(Dataset records)
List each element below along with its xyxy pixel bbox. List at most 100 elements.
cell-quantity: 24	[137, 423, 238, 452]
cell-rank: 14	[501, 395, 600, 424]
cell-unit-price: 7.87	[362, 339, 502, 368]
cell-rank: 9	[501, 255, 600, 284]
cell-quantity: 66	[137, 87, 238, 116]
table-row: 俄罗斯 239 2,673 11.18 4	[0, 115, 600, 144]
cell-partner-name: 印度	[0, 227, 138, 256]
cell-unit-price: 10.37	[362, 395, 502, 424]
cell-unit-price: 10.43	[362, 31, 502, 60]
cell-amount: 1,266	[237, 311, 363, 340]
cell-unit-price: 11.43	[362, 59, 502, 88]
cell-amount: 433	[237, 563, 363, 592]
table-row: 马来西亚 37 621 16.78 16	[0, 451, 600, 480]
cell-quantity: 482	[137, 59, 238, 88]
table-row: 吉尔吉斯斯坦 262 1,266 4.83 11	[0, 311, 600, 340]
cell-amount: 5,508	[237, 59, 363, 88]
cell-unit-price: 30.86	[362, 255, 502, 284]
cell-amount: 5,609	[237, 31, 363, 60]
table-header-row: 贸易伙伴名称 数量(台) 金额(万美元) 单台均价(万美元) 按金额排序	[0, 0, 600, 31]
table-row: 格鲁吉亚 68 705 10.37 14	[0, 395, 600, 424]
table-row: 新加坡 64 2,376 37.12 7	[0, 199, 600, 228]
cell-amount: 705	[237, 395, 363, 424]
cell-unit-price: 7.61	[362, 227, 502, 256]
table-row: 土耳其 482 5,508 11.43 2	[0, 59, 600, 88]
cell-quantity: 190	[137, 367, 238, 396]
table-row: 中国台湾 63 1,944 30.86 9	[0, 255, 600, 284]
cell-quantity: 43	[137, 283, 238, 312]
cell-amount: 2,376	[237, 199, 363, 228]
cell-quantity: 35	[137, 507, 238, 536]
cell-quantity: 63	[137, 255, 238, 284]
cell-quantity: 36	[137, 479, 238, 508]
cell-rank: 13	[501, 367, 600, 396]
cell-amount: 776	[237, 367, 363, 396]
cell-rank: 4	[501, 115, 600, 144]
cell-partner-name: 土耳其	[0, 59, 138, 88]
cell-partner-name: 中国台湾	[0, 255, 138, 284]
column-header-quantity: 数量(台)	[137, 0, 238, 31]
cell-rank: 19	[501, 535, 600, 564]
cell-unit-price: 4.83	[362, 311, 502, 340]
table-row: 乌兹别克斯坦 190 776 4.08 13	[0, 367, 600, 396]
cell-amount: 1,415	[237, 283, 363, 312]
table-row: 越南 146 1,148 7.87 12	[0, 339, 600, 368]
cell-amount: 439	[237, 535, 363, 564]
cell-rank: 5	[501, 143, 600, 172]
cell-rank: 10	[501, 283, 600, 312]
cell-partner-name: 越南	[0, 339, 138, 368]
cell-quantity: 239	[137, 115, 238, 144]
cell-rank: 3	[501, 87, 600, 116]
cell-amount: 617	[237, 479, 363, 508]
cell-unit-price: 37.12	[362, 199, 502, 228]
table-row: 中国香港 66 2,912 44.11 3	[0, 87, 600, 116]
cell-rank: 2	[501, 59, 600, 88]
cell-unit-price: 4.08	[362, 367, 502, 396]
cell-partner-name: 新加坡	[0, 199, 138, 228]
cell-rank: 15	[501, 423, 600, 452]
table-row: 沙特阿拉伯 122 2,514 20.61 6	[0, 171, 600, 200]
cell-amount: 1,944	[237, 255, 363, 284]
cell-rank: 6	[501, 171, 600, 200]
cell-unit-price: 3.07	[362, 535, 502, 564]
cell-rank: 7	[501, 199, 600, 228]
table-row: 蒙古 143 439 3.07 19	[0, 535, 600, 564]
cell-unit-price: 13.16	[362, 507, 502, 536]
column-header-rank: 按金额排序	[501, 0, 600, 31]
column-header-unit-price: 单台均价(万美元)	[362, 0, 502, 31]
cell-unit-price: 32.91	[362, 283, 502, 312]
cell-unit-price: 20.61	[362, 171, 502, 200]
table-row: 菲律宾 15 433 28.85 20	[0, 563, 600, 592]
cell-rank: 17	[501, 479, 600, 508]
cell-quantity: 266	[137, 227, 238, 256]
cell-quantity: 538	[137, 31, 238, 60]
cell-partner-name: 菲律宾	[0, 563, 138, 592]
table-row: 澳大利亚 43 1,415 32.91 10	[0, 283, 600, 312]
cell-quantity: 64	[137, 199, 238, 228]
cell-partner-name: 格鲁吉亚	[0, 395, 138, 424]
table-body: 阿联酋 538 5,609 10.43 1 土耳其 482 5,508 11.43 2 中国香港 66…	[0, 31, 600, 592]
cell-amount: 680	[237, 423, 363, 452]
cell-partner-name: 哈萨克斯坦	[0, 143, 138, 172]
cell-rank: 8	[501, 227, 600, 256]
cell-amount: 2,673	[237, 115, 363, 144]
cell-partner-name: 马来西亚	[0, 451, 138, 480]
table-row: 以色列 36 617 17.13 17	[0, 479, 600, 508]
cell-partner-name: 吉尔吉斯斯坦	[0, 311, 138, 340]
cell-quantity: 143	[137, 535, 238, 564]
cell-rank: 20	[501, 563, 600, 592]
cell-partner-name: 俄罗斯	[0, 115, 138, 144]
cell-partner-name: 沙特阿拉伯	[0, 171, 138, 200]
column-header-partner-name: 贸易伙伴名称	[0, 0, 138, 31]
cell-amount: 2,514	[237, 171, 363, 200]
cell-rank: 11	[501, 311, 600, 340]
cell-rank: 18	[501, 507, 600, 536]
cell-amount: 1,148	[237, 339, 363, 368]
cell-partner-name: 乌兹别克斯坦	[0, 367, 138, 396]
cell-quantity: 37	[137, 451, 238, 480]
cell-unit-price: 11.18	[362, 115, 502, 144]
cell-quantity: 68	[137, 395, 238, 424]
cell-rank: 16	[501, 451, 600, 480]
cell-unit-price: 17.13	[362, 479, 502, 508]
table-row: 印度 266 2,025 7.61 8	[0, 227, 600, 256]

● **Given request**
Which lines of the material above contain the string "贸易伙伴名称"? Gather each one and copy it out in full.

● **Solution to the exercise**
table-header-row: 贸易伙伴名称 数量(台) 金额(万美元) 单台均价(万美元) 按金额排序	[0, 0, 600, 31]
column-header-partner-name: 贸易伙伴名称	[0, 0, 138, 31]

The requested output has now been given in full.